Stored rows >>
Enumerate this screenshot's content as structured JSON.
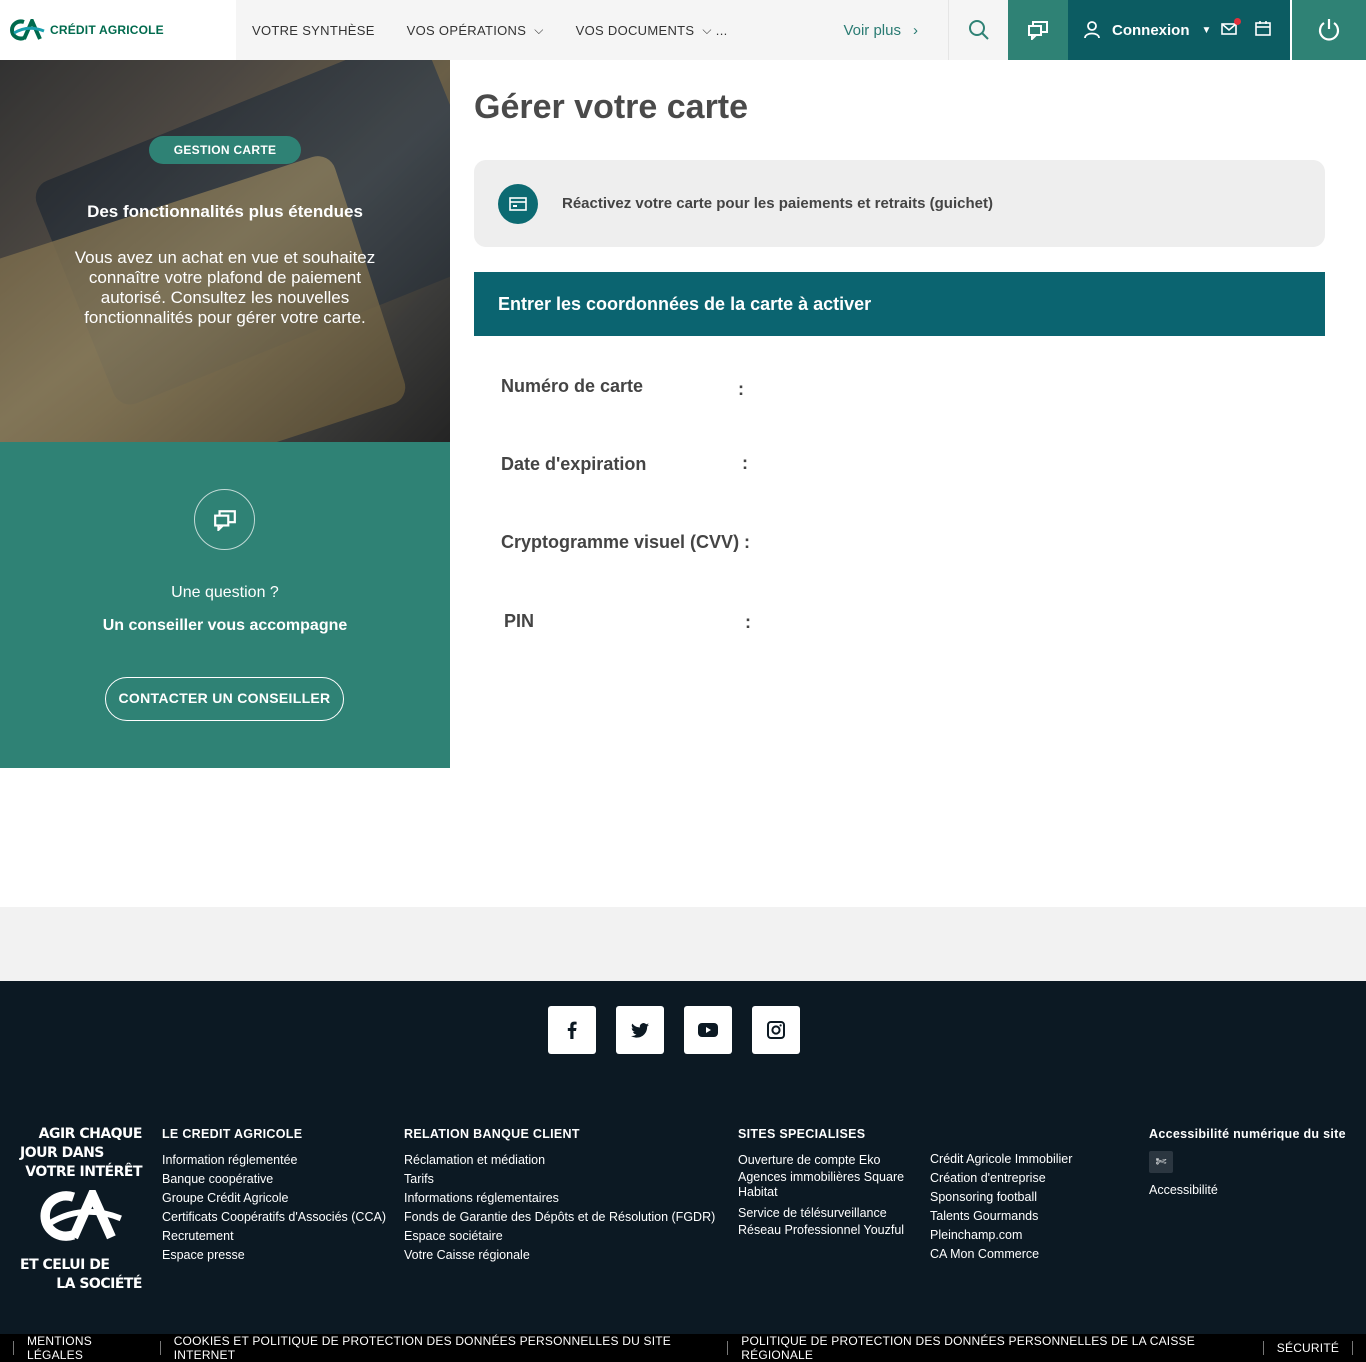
{
  "brand": {
    "name": "CRÉDIT AGRICOLE"
  },
  "nav": {
    "items": [
      {
        "label": "VOTRE SYNTHÈSE",
        "chevron": false
      },
      {
        "label": "VOS OPÉRATIONS",
        "chevron": true
      },
      {
        "label": "VOS DOCUMENTS",
        "chevron": true
      }
    ],
    "ellipsis": "...",
    "more": "Voir plus",
    "connexion": "Connexion"
  },
  "promo": {
    "badge": "GESTION CARTE",
    "title": "Des fonctionnalités plus étendues",
    "text": "Vous avez un achat en vue et souhaitez connaître votre plafond de paiement autorisé. Consultez les nouvelles fonctionnalités pour gérer votre carte."
  },
  "help": {
    "question": "Une question ?",
    "subtitle": "Un conseiller vous accompagne",
    "button": "CONTACTER UN CONSEILLER"
  },
  "main": {
    "title": "Gérer votre carte",
    "reactivate": "Réactivez votre carte pour les paiements et retraits (guichet)",
    "form_header": "Entrer les coordonnées de la carte à activer",
    "fields": {
      "card_number": "Numéro de carte",
      "expiry": "Date d'expiration",
      "cvv": "Cryptogramme visuel (CVV)",
      "pin": "PIN",
      "colon": ":"
    }
  },
  "footer": {
    "slogan": [
      "AGIR CHAQUE",
      "JOUR DANS",
      "VOTRE INTÉRÊT",
      "ET CELUI DE",
      "LA SOCIÉTÉ"
    ],
    "col1": {
      "title": "LE CREDIT AGRICOLE",
      "links": [
        "Information réglementée",
        "Banque coopérative",
        "Groupe Crédit Agricole",
        "Certificats Coopératifs d'Associés (CCA)",
        "Recrutement",
        "Espace presse"
      ]
    },
    "col2": {
      "title": "RELATION BANQUE CLIENT",
      "links": [
        "Réclamation et médiation",
        "Tarifs",
        "Informations réglementaires",
        "Fonds de Garantie des Dépôts et de Résolution (FGDR)",
        "Espace sociétaire",
        "Votre Caisse régionale"
      ]
    },
    "col3": {
      "title": "SITES SPECIALISES",
      "links": [
        "Ouverture de compte Eko",
        "Agences immobilières Square Habitat",
        "Service de télésurveillance",
        "Réseau Professionnel Youzful"
      ]
    },
    "col4": {
      "links": [
        "Crédit Agricole Immobilier",
        "Création d'entreprise",
        "Sponsoring football",
        "Talents Gourmands",
        "Pleinchamp.com",
        "CA Mon Commerce"
      ]
    },
    "col5": {
      "title": "Accessibilité numérique du site",
      "link": "Accessibilité"
    },
    "legal": [
      "MENTIONS LÉGALES",
      "COOKIES ET POLITIQUE DE PROTECTION DES DONNÉES PERSONNELLES DU SITE INTERNET",
      "POLITIQUE DE PROTECTION DES DONNÉES PERSONNELLES DE LA CAISSE RÉGIONALE",
      "SÉCURITÉ"
    ]
  },
  "colors": {
    "teal": "#2f8275",
    "dark_teal": "#0c5c62",
    "band": "#0b6470",
    "footer": "#0c1923",
    "notification": "#e0313d"
  }
}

Problem to work on >>
Print all the records again exactly; do not include any picture.

Output of the task >>
Enumerate this screenshot's content as structured JSON.
{
  "brand": {
    "name": "CRÉDIT AGRICOLE"
  },
  "nav": {
    "items": [
      {
        "label": "VOTRE SYNTHÈSE",
        "chevron": false
      },
      {
        "label": "VOS OPÉRATIONS",
        "chevron": true
      },
      {
        "label": "VOS DOCUMENTS",
        "chevron": true
      }
    ],
    "ellipsis": "...",
    "more": "Voir plus",
    "connexion": "Connexion"
  },
  "promo": {
    "badge": "GESTION CARTE",
    "title": "Des fonctionnalités plus étendues",
    "text": "Vous avez un achat en vue et souhaitez connaître votre plafond de paiement autorisé. Consultez les nouvelles fonctionnalités pour gérer votre carte."
  },
  "help": {
    "question": "Une question ?",
    "subtitle": "Un conseiller vous accompagne",
    "button": "CONTACTER UN CONSEILLER"
  },
  "main": {
    "title": "Gérer votre carte",
    "reactivate": "Réactivez votre carte pour les paiements et retraits (guichet)",
    "form_header": "Entrer les coordonnées de la carte à activer",
    "fields": {
      "card_number": "Numéro de carte",
      "expiry": "Date d'expiration",
      "cvv": "Cryptogramme visuel (CVV)",
      "pin": "PIN",
      "colon": ":"
    }
  },
  "footer": {
    "slogan": [
      "AGIR CHAQUE",
      "JOUR DANS",
      "VOTRE INTÉRÊT",
      "ET CELUI DE",
      "LA SOCIÉTÉ"
    ],
    "col1": {
      "title": "LE CREDIT AGRICOLE",
      "links": [
        "Information réglementée",
        "Banque coopérative",
        "Groupe Crédit Agricole",
        "Certificats Coopératifs d'Associés (CCA)",
        "Recrutement",
        "Espace presse"
      ]
    },
    "col2": {
      "title": "RELATION BANQUE CLIENT",
      "links": [
        "Réclamation et médiation",
        "Tarifs",
        "Informations réglementaires",
        "Fonds de Garantie des Dépôts et de Résolution (FGDR)",
        "Espace sociétaire",
        "Votre Caisse régionale"
      ]
    },
    "col3": {
      "title": "SITES SPECIALISES",
      "links": [
        "Ouverture de compte Eko",
        "Agences immobilières Square Habitat",
        "Service de télésurveillance",
        "Réseau Professionnel Youzful"
      ]
    },
    "col4": {
      "links": [
        "Crédit Agricole Immobilier",
        "Création d'entreprise",
        "Sponsoring football",
        "Talents Gourmands",
        "Pleinchamp.com",
        "CA Mon Commerce"
      ]
    },
    "col5": {
      "title": "Accessibilité numérique du site",
      "link": "Accessibilité"
    },
    "legal": [
      "MENTIONS LÉGALES",
      "COOKIES ET POLITIQUE DE PROTECTION DES DONNÉES PERSONNELLES DU SITE INTERNET",
      "POLITIQUE DE PROTECTION DES DONNÉES PERSONNELLES DE LA CAISSE RÉGIONALE",
      "SÉCURITÉ"
    ]
  },
  "colors": {
    "teal": "#2f8275",
    "dark_teal": "#0c5c62",
    "band": "#0b6470",
    "footer": "#0c1923",
    "notification": "#e0313d"
  }
}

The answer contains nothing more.